Exercise details: Return each line of the data below exactly, omitting any pictures.

Data for this exercise:
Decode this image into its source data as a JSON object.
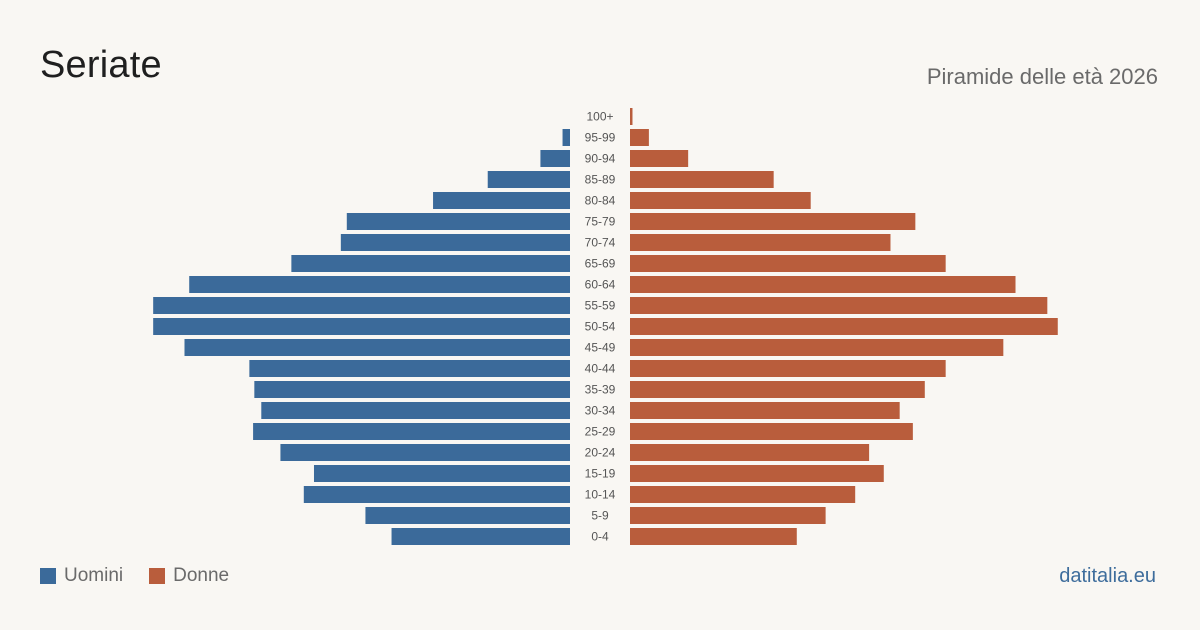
{
  "header": {
    "title": "Seriate",
    "subtitle": "Piramide delle età 2026"
  },
  "legend": {
    "men_label": "Uomini",
    "women_label": "Donne"
  },
  "footer": {
    "source": "datitalia.eu"
  },
  "colors": {
    "men": "#3b6a9a",
    "women": "#b95d3c",
    "age_label": "#555555"
  },
  "chart_data": {
    "type": "bar",
    "orientation": "horizontal-population-pyramid",
    "categories": [
      "0-4",
      "5-9",
      "10-14",
      "15-19",
      "20-24",
      "25-29",
      "30-34",
      "35-39",
      "40-44",
      "45-49",
      "50-54",
      "55-59",
      "60-64",
      "65-69",
      "70-74",
      "75-79",
      "80-84",
      "85-89",
      "90-94",
      "95-99",
      "100+"
    ],
    "series": [
      {
        "name": "Uomini",
        "values": [
          718,
          823,
          1071,
          1030,
          1165,
          1275,
          1242,
          1270,
          1290,
          1551,
          1677,
          1677,
          1532,
          1121,
          922,
          898,
          551,
          331,
          119,
          30,
          0
        ]
      },
      {
        "name": "Donne",
        "values": [
          671,
          787,
          906,
          1021,
          962,
          1138,
          1085,
          1186,
          1270,
          1502,
          1721,
          1679,
          1551,
          1270,
          1048,
          1148,
          727,
          578,
          234,
          76,
          10
        ]
      }
    ],
    "xlim": [
      0,
      1730
    ],
    "grid": false,
    "legend_position": "bottom-left"
  }
}
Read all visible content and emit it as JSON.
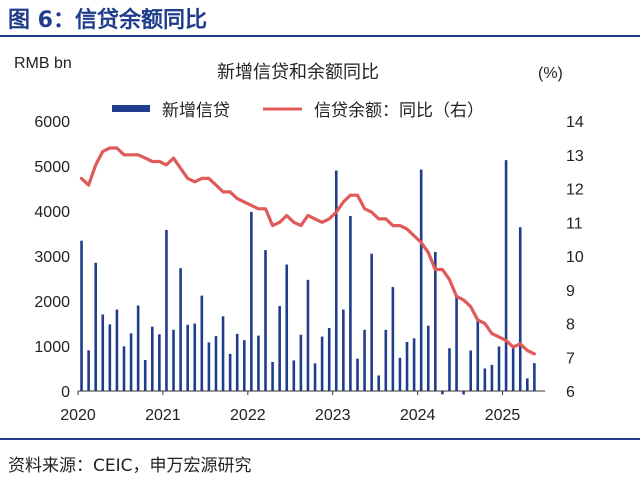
{
  "header": {
    "figure_title": "图 6：信贷余额同比"
  },
  "footer": {
    "source": "资料来源：CEIC，申万宏源研究"
  },
  "chart_data": {
    "type": "bar+line",
    "title": "新增信贷和余额同比",
    "ylabel_left": "RMB bn",
    "ylabel_right": "(%)",
    "y_left": {
      "min": 0,
      "max": 6000,
      "ticks": [
        0,
        1000,
        2000,
        3000,
        4000,
        5000,
        6000
      ]
    },
    "y_right": {
      "min": 6,
      "max": 14,
      "ticks": [
        6,
        7,
        8,
        9,
        10,
        11,
        12,
        13,
        14
      ]
    },
    "x_ticks": [
      "2020",
      "2021",
      "2022",
      "2023",
      "2024",
      "2025"
    ],
    "x_start": "2020-01",
    "x_end": "2025-06",
    "colors": {
      "bars": "#1f3d8a",
      "line": "#e05a5a",
      "title": "#1f3d8a"
    },
    "legend_position": "top",
    "series": [
      {
        "name": "新增信贷",
        "kind": "bar",
        "axis": "left",
        "values": [
          3340,
          905,
          2850,
          1700,
          1480,
          1810,
          992,
          1280,
          1900,
          689,
          1430,
          1260,
          3580,
          1360,
          2730,
          1470,
          1500,
          2120,
          1080,
          1220,
          1660,
          826,
          1270,
          1130,
          3980,
          1230,
          3130,
          645,
          1890,
          2810,
          679,
          1250,
          2470,
          615,
          1210,
          1400,
          4900,
          1810,
          3890,
          719,
          1360,
          3050,
          346,
          1360,
          2310,
          738,
          1090,
          1170,
          4920,
          1450,
          3090,
          -73,
          950,
          2130,
          -77,
          900,
          1590,
          500,
          580,
          990,
          5130,
          1010,
          3640,
          280,
          620
        ]
      },
      {
        "name": "信贷余额：同比（右）",
        "kind": "line",
        "axis": "right",
        "values": [
          12.3,
          12.1,
          12.7,
          13.1,
          13.2,
          13.2,
          13.0,
          13.0,
          13.0,
          12.9,
          12.8,
          12.8,
          12.7,
          12.9,
          12.6,
          12.3,
          12.2,
          12.3,
          12.3,
          12.1,
          11.9,
          11.9,
          11.7,
          11.6,
          11.5,
          11.4,
          11.4,
          10.9,
          11.0,
          11.2,
          11.0,
          10.9,
          11.2,
          11.1,
          11.0,
          11.1,
          11.3,
          11.6,
          11.8,
          11.8,
          11.4,
          11.3,
          11.1,
          11.1,
          10.9,
          10.9,
          10.8,
          10.6,
          10.4,
          10.1,
          9.6,
          9.6,
          9.3,
          8.8,
          8.7,
          8.5,
          8.1,
          8.0,
          7.7,
          7.6,
          7.5,
          7.3,
          7.4,
          7.2,
          7.1
        ]
      }
    ]
  }
}
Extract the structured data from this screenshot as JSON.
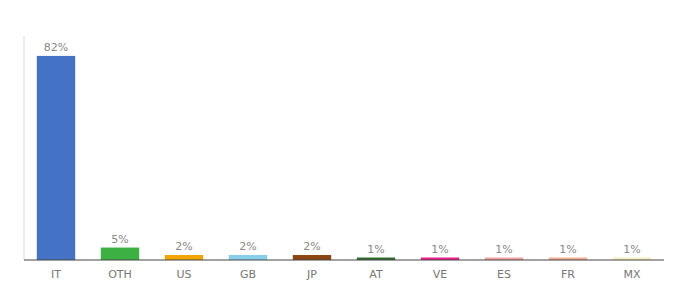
{
  "chart_data": {
    "type": "bar",
    "categories": [
      "IT",
      "OTH",
      "US",
      "GB",
      "JP",
      "AT",
      "VE",
      "ES",
      "FR",
      "MX"
    ],
    "values": [
      82,
      5,
      2,
      2,
      2,
      1,
      1,
      1,
      1,
      1
    ],
    "value_labels": [
      "82%",
      "5%",
      "2%",
      "2%",
      "2%",
      "1%",
      "1%",
      "1%",
      "1%",
      "1%"
    ],
    "colors": [
      "#4472c4",
      "#3cb043",
      "#f0a500",
      "#87ceeb",
      "#8b4513",
      "#2d6a2d",
      "#e91e8c",
      "#f4a0a0",
      "#f0b090",
      "#f5f0c0"
    ],
    "ylim": [
      0,
      90
    ],
    "grid": false,
    "data_labels": true,
    "tick_labels": "x"
  }
}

Full response:
Decode this image into its source data as a JSON object.
{
  "header": {
    "title": "Seriate",
    "subtitle": "Piramide delle età 2026"
  },
  "legend": {
    "men_label": "Uomini",
    "women_label": "Donne"
  },
  "footer": {
    "source": "datitalia.eu"
  },
  "colors": {
    "men": "#3b6a9a",
    "women": "#b95d3c",
    "age_label": "#555555"
  },
  "chart_data": {
    "type": "bar",
    "orientation": "horizontal-population-pyramid",
    "categories": [
      "0-4",
      "5-9",
      "10-14",
      "15-19",
      "20-24",
      "25-29",
      "30-34",
      "35-39",
      "40-44",
      "45-49",
      "50-54",
      "55-59",
      "60-64",
      "65-69",
      "70-74",
      "75-79",
      "80-84",
      "85-89",
      "90-94",
      "95-99",
      "100+"
    ],
    "series": [
      {
        "name": "Uomini",
        "values": [
          718,
          823,
          1071,
          1030,
          1165,
          1275,
          1242,
          1270,
          1290,
          1551,
          1677,
          1677,
          1532,
          1121,
          922,
          898,
          551,
          331,
          119,
          30,
          0
        ]
      },
      {
        "name": "Donne",
        "values": [
          671,
          787,
          906,
          1021,
          962,
          1138,
          1085,
          1186,
          1270,
          1502,
          1721,
          1679,
          1551,
          1270,
          1048,
          1148,
          727,
          578,
          234,
          76,
          10
        ]
      }
    ],
    "xlim": [
      0,
      1730
    ],
    "grid": false,
    "legend_position": "bottom-left"
  }
}
Read all visible content and emit it as JSON.
{
  "header": {
    "figure_title": "图 6：信贷余额同比"
  },
  "footer": {
    "source": "资料来源：CEIC，申万宏源研究"
  },
  "chart_data": {
    "type": "bar+line",
    "title": "新增信贷和余额同比",
    "ylabel_left": "RMB bn",
    "ylabel_right": "(%)",
    "y_left": {
      "min": 0,
      "max": 6000,
      "ticks": [
        0,
        1000,
        2000,
        3000,
        4000,
        5000,
        6000
      ]
    },
    "y_right": {
      "min": 6,
      "max": 14,
      "ticks": [
        6,
        7,
        8,
        9,
        10,
        11,
        12,
        13,
        14
      ]
    },
    "x_ticks": [
      "2020",
      "2021",
      "2022",
      "2023",
      "2024",
      "2025"
    ],
    "x_start": "2020-01",
    "x_end": "2025-06",
    "colors": {
      "bars": "#1f3d8a",
      "line": "#e05a5a",
      "title": "#1f3d8a"
    },
    "legend_position": "top",
    "series": [
      {
        "name": "新增信贷",
        "kind": "bar",
        "axis": "left",
        "values": [
          3340,
          905,
          2850,
          1700,
          1480,
          1810,
          992,
          1280,
          1900,
          689,
          1430,
          1260,
          3580,
          1360,
          2730,
          1470,
          1500,
          2120,
          1080,
          1220,
          1660,
          826,
          1270,
          1130,
          3980,
          1230,
          3130,
          645,
          1890,
          2810,
          679,
          1250,
          2470,
          615,
          1210,
          1400,
          4900,
          1810,
          3890,
          719,
          1360,
          3050,
          346,
          1360,
          2310,
          738,
          1090,
          1170,
          4920,
          1450,
          3090,
          -73,
          950,
          2130,
          -77,
          900,
          1590,
          500,
          580,
          990,
          5130,
          1010,
          3640,
          280,
          620
        ]
      },
      {
        "name": "信贷余额：同比（右）",
        "kind": "line",
        "axis": "right",
        "values": [
          12.3,
          12.1,
          12.7,
          13.1,
          13.2,
          13.2,
          13.0,
          13.0,
          13.0,
          12.9,
          12.8,
          12.8,
          12.7,
          12.9,
          12.6,
          12.3,
          12.2,
          12.3,
          12.3,
          12.1,
          11.9,
          11.9,
          11.7,
          11.6,
          11.5,
          11.4,
          11.4,
          10.9,
          11.0,
          11.2,
          11.0,
          10.9,
          11.2,
          11.1,
          11.0,
          11.1,
          11.3,
          11.6,
          11.8,
          11.8,
          11.4,
          11.3,
          11.1,
          11.1,
          10.9,
          10.9,
          10.8,
          10.6,
          10.4,
          10.1,
          9.6,
          9.6,
          9.3,
          8.8,
          8.7,
          8.5,
          8.1,
          8.0,
          7.7,
          7.6,
          7.5,
          7.3,
          7.4,
          7.2,
          7.1
        ]
      }
    ]
  }
}
Extract the structured data from this screenshot as JSON.
{
  "chart_data": {
    "type": "bar",
    "categories": [
      "IT",
      "OTH",
      "US",
      "GB",
      "JP",
      "AT",
      "VE",
      "ES",
      "FR",
      "MX"
    ],
    "values": [
      82,
      5,
      2,
      2,
      2,
      1,
      1,
      1,
      1,
      1
    ],
    "value_labels": [
      "82%",
      "5%",
      "2%",
      "2%",
      "2%",
      "1%",
      "1%",
      "1%",
      "1%",
      "1%"
    ],
    "colors": [
      "#4472c4",
      "#3cb043",
      "#f0a500",
      "#87ceeb",
      "#8b4513",
      "#2d6a2d",
      "#e91e8c",
      "#f4a0a0",
      "#f0b090",
      "#f5f0c0"
    ],
    "ylim": [
      0,
      90
    ],
    "grid": false,
    "data_labels": true,
    "tick_labels": "x"
  }
}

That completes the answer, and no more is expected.